-- begin --

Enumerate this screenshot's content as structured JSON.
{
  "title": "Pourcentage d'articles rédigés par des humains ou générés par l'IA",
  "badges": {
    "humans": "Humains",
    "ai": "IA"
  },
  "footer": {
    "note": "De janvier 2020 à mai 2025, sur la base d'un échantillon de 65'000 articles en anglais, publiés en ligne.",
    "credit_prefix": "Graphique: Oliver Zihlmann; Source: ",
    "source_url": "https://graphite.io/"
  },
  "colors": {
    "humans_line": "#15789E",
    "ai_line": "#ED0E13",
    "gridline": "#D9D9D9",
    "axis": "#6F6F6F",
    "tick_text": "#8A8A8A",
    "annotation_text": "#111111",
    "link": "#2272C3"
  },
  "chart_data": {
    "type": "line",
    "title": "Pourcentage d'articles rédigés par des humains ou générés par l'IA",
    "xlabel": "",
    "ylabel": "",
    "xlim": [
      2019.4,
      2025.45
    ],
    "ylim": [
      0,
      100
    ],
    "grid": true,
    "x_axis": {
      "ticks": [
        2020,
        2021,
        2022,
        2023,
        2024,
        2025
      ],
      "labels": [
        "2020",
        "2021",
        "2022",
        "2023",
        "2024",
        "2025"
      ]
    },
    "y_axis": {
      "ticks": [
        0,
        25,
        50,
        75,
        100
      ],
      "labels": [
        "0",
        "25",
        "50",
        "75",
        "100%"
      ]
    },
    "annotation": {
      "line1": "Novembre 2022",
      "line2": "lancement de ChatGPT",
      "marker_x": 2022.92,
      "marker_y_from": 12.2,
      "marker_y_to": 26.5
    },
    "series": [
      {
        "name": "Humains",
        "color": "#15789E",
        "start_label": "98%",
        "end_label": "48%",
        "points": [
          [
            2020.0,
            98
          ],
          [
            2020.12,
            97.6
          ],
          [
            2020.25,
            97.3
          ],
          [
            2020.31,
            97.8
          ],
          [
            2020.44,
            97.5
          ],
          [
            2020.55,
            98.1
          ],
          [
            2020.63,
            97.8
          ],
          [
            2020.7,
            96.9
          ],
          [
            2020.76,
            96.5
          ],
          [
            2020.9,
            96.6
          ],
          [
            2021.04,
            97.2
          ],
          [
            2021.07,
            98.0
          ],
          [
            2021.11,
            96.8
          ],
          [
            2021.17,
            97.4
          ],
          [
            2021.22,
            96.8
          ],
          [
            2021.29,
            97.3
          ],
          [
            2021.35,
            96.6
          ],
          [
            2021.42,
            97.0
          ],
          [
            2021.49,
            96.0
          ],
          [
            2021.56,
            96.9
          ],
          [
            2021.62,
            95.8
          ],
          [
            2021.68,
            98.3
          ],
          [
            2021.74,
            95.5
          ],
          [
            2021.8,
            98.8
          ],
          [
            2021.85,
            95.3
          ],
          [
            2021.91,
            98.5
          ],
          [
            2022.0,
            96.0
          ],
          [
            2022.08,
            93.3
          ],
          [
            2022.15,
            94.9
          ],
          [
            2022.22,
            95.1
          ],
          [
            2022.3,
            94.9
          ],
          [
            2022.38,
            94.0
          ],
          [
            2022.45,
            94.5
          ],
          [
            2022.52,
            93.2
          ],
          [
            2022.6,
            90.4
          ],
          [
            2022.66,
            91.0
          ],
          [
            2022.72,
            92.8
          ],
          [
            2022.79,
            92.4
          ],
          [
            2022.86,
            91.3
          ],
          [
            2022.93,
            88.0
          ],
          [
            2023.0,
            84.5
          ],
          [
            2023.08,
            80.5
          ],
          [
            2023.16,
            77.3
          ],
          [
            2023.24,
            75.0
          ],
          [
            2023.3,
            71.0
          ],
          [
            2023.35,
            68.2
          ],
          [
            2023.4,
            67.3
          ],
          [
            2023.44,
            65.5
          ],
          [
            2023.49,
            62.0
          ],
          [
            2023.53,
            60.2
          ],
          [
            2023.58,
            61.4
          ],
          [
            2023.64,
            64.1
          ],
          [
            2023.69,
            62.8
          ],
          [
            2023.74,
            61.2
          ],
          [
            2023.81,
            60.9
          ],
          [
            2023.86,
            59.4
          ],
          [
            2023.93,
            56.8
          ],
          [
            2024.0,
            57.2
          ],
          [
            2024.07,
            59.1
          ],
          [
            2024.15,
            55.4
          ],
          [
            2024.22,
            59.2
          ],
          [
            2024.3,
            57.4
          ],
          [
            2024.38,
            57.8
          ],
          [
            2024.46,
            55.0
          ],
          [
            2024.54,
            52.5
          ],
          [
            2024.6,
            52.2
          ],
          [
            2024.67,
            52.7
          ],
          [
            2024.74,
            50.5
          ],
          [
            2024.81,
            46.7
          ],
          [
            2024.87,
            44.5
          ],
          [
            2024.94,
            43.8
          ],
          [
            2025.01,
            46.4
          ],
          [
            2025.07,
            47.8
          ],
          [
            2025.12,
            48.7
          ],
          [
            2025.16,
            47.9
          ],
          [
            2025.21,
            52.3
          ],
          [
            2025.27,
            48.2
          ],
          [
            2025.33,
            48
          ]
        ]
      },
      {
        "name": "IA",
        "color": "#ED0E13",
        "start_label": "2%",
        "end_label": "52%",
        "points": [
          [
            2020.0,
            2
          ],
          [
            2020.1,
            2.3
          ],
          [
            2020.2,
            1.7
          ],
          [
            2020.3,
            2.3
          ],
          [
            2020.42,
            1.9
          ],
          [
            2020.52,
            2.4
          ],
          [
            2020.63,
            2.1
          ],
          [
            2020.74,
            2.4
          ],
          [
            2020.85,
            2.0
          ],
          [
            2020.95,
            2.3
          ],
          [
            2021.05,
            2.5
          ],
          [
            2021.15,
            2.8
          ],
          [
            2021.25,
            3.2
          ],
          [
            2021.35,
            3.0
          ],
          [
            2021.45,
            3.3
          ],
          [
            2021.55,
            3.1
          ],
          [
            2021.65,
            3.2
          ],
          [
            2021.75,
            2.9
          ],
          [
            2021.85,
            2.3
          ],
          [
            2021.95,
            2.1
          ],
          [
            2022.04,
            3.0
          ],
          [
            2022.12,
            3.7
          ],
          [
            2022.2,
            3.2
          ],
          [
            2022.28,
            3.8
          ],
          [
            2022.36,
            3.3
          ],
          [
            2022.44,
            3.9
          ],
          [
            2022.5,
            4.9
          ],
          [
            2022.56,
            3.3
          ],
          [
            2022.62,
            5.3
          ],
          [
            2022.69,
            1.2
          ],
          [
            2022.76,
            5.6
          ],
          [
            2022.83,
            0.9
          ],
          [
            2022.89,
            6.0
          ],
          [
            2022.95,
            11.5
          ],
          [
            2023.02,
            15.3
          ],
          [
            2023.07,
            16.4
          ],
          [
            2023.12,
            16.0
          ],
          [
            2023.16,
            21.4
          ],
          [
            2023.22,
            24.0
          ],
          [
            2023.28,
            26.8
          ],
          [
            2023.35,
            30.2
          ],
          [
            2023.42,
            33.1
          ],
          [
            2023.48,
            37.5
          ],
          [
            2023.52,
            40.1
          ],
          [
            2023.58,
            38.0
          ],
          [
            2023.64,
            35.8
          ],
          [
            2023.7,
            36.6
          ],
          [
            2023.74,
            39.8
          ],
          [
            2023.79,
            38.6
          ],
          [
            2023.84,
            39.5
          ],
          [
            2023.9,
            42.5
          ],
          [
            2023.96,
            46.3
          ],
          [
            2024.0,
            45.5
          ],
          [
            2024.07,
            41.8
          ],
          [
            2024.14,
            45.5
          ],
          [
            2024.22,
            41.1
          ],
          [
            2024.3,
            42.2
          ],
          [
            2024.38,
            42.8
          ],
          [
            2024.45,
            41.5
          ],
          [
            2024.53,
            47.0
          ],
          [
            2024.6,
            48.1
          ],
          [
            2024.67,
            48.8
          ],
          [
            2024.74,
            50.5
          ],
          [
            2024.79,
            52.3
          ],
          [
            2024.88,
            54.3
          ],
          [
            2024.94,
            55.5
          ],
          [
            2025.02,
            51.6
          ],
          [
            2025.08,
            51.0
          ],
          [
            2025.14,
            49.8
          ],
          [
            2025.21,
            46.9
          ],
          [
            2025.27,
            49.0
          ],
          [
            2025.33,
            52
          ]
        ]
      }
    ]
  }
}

-- end --

# Exercise details
Tally the lines of the data that hold the string "générés". Answer with the number and nothing more.

# Solved problem
2